● **REQUIRED TASK**
Count, in the entries below, the lines in which "四季来了吗" occurs. Give the number, nothing more.

● **GIVEN DATA**
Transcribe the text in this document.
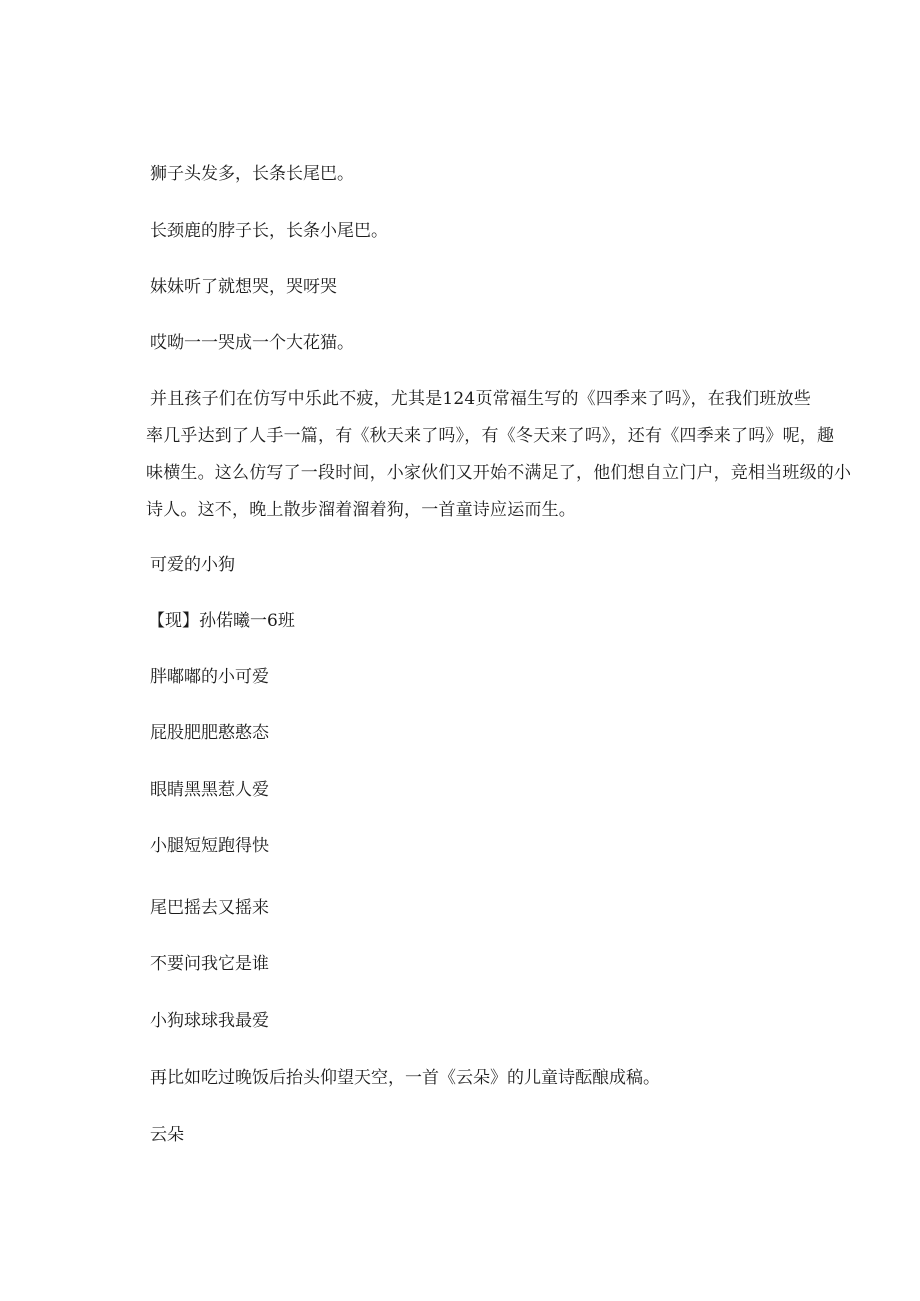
狮子头发多，长条长尾巴。
长颈鹿的脖子长，长条小尾巴。
妹妹听了就想哭，哭呀哭
哎呦一一哭成一个大花猫。
并且孩子们在仿写中乐此不疲，尤其是124页常福生写的《四季来了吗》，在我们班放些
率几乎达到了人手一篇，有《秋天来了吗》，有《冬天来了吗》，还有《四季来了吗》呢，趣
味横生。这么仿写了一段时间，小家伙们又开始不满足了，他们想自立门户，竞相当班级的小
诗人。这不，晚上散步溜着溜着狗，一首童诗应运而生。
可爱的小狗
【现】孙偌曦一6班
胖嘟嘟的小可爱
屁股肥肥憨憨态
眼睛黑黑惹人爱
小腿短短跑得快
尾巴摇去又摇来
不要问我它是谁
小狗球球我最爱
再比如吃过晚饭后抬头仰望天空，一首《云朵》的儿童诗酝酿成稿。
云朵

● **FULL RESPONSE**
2